- PROBLEM TO SOLVE -
Look for the string "Count" in every line, and copy each line that has it.

----

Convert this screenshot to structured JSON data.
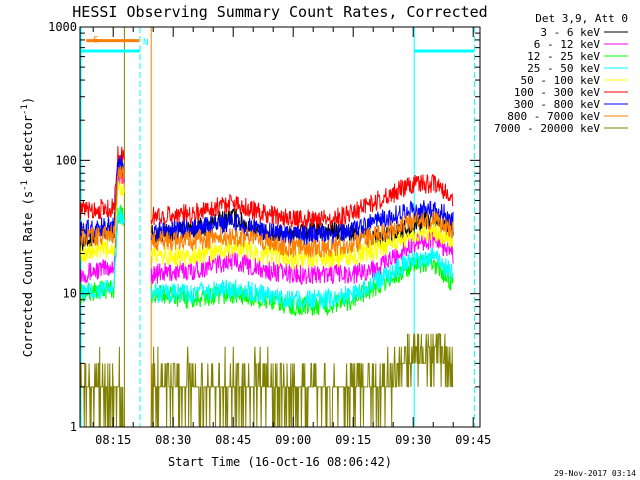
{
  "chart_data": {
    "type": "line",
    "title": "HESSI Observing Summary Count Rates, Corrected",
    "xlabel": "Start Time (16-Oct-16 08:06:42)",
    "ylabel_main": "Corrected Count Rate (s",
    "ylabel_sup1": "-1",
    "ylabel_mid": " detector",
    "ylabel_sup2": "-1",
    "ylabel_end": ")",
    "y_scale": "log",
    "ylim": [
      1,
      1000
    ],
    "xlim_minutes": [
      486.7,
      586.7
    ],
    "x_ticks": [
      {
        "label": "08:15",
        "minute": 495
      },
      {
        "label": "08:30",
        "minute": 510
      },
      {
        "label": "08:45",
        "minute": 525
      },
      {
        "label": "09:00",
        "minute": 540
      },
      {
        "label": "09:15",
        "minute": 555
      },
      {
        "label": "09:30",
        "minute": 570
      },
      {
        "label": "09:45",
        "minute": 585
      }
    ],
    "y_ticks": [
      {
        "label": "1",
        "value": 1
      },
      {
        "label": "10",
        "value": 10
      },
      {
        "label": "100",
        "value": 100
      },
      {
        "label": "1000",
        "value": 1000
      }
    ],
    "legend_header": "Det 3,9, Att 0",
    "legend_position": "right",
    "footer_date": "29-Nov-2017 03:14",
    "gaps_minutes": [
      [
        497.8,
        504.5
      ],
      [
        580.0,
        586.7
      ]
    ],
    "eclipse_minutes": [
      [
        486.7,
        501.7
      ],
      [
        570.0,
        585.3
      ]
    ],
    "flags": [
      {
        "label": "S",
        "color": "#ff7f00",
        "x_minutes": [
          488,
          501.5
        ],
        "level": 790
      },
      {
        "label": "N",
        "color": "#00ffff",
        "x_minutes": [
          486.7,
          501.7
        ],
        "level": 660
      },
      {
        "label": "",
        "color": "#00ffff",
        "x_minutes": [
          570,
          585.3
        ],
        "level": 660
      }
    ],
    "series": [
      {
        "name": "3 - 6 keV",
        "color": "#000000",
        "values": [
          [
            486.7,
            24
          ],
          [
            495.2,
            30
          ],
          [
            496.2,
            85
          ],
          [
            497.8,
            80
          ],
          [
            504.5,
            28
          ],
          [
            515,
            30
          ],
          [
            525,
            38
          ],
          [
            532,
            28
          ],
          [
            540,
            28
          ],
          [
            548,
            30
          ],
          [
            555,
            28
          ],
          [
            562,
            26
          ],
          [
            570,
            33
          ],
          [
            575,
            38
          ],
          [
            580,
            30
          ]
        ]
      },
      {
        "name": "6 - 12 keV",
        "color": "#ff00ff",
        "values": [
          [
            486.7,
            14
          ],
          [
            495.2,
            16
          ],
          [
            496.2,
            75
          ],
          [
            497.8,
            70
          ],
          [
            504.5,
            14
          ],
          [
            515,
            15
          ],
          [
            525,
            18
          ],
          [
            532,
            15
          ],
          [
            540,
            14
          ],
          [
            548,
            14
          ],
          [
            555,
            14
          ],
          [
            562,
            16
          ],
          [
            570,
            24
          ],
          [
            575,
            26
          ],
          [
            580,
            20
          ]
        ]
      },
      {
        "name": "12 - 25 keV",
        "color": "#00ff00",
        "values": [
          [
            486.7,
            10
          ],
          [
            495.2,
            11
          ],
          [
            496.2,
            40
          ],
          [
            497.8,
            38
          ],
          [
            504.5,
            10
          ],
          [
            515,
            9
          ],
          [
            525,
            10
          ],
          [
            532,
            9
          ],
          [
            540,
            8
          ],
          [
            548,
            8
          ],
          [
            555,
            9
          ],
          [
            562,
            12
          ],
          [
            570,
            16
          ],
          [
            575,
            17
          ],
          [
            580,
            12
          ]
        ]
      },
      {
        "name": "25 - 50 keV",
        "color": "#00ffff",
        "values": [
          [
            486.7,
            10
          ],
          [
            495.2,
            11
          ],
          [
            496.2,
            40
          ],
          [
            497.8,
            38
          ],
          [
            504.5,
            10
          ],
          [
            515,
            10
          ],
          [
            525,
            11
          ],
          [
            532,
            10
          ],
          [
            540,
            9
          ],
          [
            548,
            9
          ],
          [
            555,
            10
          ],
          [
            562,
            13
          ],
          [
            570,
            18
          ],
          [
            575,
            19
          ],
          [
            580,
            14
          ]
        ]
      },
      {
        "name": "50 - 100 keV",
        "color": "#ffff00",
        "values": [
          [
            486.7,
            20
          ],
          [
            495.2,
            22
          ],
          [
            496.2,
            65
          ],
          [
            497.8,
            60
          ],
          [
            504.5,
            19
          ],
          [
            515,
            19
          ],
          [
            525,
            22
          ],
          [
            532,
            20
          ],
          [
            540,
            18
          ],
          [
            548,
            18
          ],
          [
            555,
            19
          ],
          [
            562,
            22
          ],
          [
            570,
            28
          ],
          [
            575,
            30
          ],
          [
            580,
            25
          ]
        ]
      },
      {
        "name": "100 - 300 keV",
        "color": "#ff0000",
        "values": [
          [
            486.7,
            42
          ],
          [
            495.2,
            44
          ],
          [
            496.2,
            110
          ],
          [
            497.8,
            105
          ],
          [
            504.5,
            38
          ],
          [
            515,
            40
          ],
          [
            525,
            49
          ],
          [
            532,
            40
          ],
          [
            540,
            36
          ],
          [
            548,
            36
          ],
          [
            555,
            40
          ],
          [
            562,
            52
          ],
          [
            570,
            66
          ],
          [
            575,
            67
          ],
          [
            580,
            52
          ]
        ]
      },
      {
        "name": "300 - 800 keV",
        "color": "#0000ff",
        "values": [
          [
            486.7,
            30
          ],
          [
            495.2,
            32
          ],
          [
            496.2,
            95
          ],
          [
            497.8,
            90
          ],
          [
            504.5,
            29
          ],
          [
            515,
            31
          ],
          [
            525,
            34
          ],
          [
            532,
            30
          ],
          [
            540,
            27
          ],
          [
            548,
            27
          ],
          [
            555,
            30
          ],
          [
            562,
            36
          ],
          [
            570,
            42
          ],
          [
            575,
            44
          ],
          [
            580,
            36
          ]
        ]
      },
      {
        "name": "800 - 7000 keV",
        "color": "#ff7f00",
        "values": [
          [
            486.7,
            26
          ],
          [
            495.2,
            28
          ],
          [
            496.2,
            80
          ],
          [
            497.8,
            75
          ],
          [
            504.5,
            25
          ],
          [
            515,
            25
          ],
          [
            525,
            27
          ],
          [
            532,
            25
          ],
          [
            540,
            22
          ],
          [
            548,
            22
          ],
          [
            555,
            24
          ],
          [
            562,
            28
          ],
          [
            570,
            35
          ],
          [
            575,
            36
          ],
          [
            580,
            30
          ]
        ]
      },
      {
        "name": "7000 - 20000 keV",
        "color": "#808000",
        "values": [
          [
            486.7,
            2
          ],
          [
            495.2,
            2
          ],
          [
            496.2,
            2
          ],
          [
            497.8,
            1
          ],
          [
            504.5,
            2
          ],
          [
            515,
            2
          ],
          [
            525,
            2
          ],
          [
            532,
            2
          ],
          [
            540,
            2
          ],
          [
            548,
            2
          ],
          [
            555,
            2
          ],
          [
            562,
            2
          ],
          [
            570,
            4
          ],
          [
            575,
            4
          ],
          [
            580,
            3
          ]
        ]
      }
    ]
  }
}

----

- THE ANSWER -
    "title": "HESSI Observing Summary Count Rates, Corrected",
    "ylabel_main": "Corrected Count Rate (s",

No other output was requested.